— TASK DETAILS —
Copy every entry word for word. Skip the pictures.

— MATERIALS PROVIDED —
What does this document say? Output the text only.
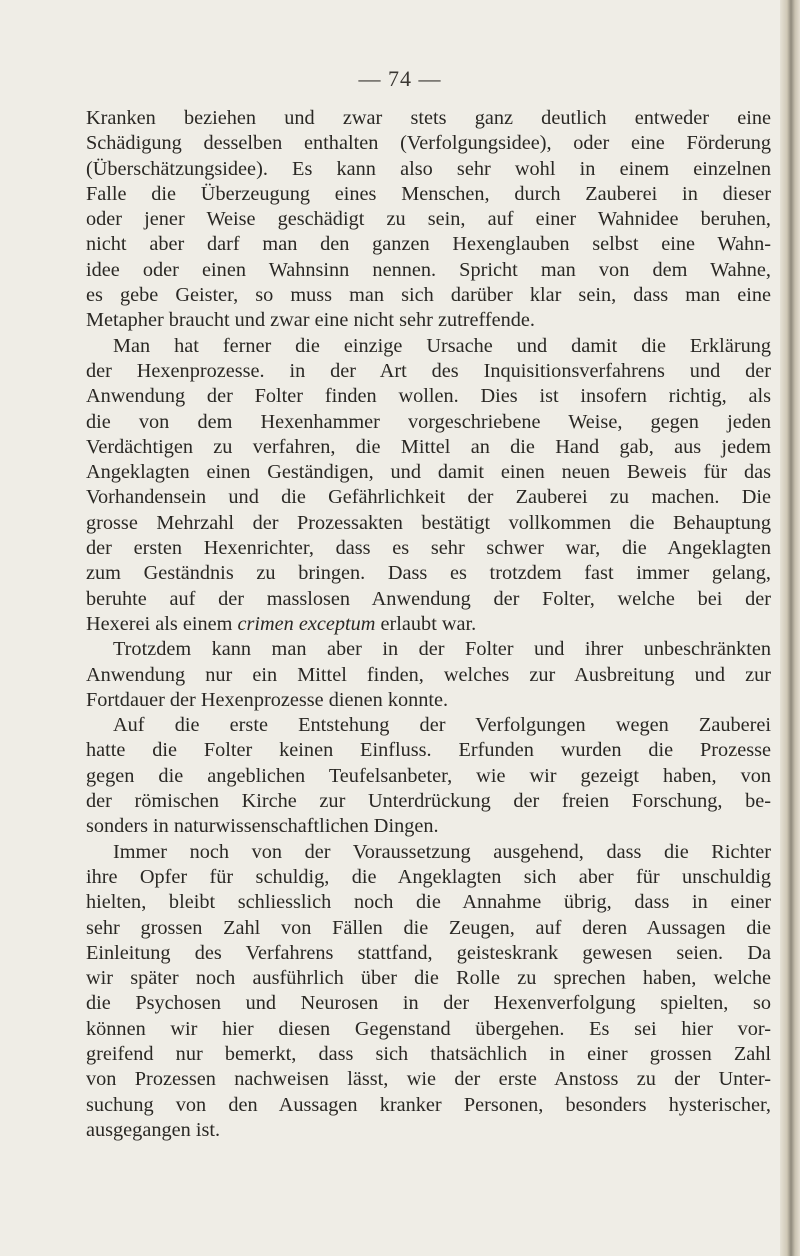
— 74 —
Kranken beziehen und zwar stets ganz deutlich entweder eine
Schädigung desselben enthalten (Verfolgungsidee), oder eine Förderung
(Überschätzungsidee). Es kann also sehr wohl in einem einzelnen
Falle die Überzeugung eines Menschen, durch Zauberei in dieser
oder jener Weise geschädigt zu sein, auf einer Wahnidee beruhen,
nicht aber darf man den ganzen Hexenglauben selbst eine Wahn-
idee oder einen Wahnsinn nennen. Spricht man von dem Wahne,
es gebe Geister, so muss man sich darüber klar sein, dass man eine
Metapher braucht und zwar eine nicht sehr zutreffende.
Man hat ferner die einzige Ursache und damit die Erklärung
der Hexenprozesse. in der Art des Inquisitionsverfahrens und der
Anwendung der Folter finden wollen. Dies ist insofern richtig, als
die von dem Hexenhammer vorgeschriebene Weise, gegen jeden
Verdächtigen zu verfahren, die Mittel an die Hand gab, aus jedem
Angeklagten einen Geständigen, und damit einen neuen Beweis für das
Vorhandensein und die Gefährlichkeit der Zauberei zu machen. Die
grosse Mehrzahl der Prozessakten bestätigt vollkommen die Behauptung
der ersten Hexenrichter, dass es sehr schwer war, die Angeklagten
zum Geständnis zu bringen. Dass es trotzdem fast immer gelang,
beruhte auf der masslosen Anwendung der Folter, welche bei der
Hexerei als einem crimen exceptum erlaubt war.
Trotzdem kann man aber in der Folter und ihrer unbeschränkten
Anwendung nur ein Mittel finden, welches zur Ausbreitung und zur
Fortdauer der Hexenprozesse dienen konnte.
Auf die erste Entstehung der Verfolgungen wegen Zauberei
hatte die Folter keinen Einfluss. Erfunden wurden die Prozesse
gegen die angeblichen Teufelsanbeter, wie wir gezeigt haben, von
der römischen Kirche zur Unterdrückung der freien Forschung, be-
sonders in naturwissenschaftlichen Dingen.
Immer noch von der Voraussetzung ausgehend, dass die Richter
ihre Opfer für schuldig, die Angeklagten sich aber für unschuldig
hielten, bleibt schliesslich noch die Annahme übrig, dass in einer
sehr grossen Zahl von Fällen die Zeugen, auf deren Aussagen die
Einleitung des Verfahrens stattfand, geisteskrank gewesen seien. Da
wir später noch ausführlich über die Rolle zu sprechen haben, welche
die Psychosen und Neurosen in der Hexenverfolgung spielten, so
können wir hier diesen Gegenstand übergehen. Es sei hier vor-
greifend nur bemerkt, dass sich thatsächlich in einer grossen Zahl
von Prozessen nachweisen lässt, wie der erste Anstoss zu der Unter-
suchung von den Aussagen kranker Personen, besonders hysterischer,
ausgegangen ist.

— EXERCISE RESPONSE —
What does this document say? Output the text only.
— 74 —
Kranken beziehen und zwar stets ganz deutlich entweder eine
Schädigung desselben enthalten (Verfolgungsidee), oder eine Förderung
(Überschätzungsidee). Es kann also sehr wohl in einem einzelnen
Falle die Überzeugung eines Menschen, durch Zauberei in dieser
oder jener Weise geschädigt zu sein, auf einer Wahnidee beruhen,
nicht aber darf man den ganzen Hexenglauben selbst eine Wahn-
idee oder einen Wahnsinn nennen. Spricht man von dem Wahne,
es gebe Geister, so muss man sich darüber klar sein, dass man eine
Metapher braucht und zwar eine nicht sehr zutreffende.
Man hat ferner die einzige Ursache und damit die Erklärung
der Hexenprozesse. in der Art des Inquisitionsverfahrens und der
Anwendung der Folter finden wollen. Dies ist insofern richtig, als
die von dem Hexenhammer vorgeschriebene Weise, gegen jeden
Verdächtigen zu verfahren, die Mittel an die Hand gab, aus jedem
Angeklagten einen Geständigen, und damit einen neuen Beweis für das
Vorhandensein und die Gefährlichkeit der Zauberei zu machen. Die
grosse Mehrzahl der Prozessakten bestätigt vollkommen die Behauptung
der ersten Hexenrichter, dass es sehr schwer war, die Angeklagten
zum Geständnis zu bringen. Dass es trotzdem fast immer gelang,
beruhte auf der masslosen Anwendung der Folter, welche bei der
Hexerei als einem crimen exceptum erlaubt war.
Trotzdem kann man aber in der Folter und ihrer unbeschränkten
Anwendung nur ein Mittel finden, welches zur Ausbreitung und zur
Fortdauer der Hexenprozesse dienen konnte.
Auf die erste Entstehung der Verfolgungen wegen Zauberei
hatte die Folter keinen Einfluss. Erfunden wurden die Prozesse
gegen die angeblichen Teufelsanbeter, wie wir gezeigt haben, von
der römischen Kirche zur Unterdrückung der freien Forschung, be-
sonders in naturwissenschaftlichen Dingen.
Immer noch von der Voraussetzung ausgehend, dass die Richter
ihre Opfer für schuldig, die Angeklagten sich aber für unschuldig
hielten, bleibt schliesslich noch die Annahme übrig, dass in einer
sehr grossen Zahl von Fällen die Zeugen, auf deren Aussagen die
Einleitung des Verfahrens stattfand, geisteskrank gewesen seien. Da
wir später noch ausführlich über die Rolle zu sprechen haben, welche
die Psychosen und Neurosen in der Hexenverfolgung spielten, so
können wir hier diesen Gegenstand übergehen. Es sei hier vor-
greifend nur bemerkt, dass sich thatsächlich in einer grossen Zahl
von Prozessen nachweisen lässt, wie der erste Anstoss zu der Unter-
suchung von den Aussagen kranker Personen, besonders hysterischer,
ausgegangen ist.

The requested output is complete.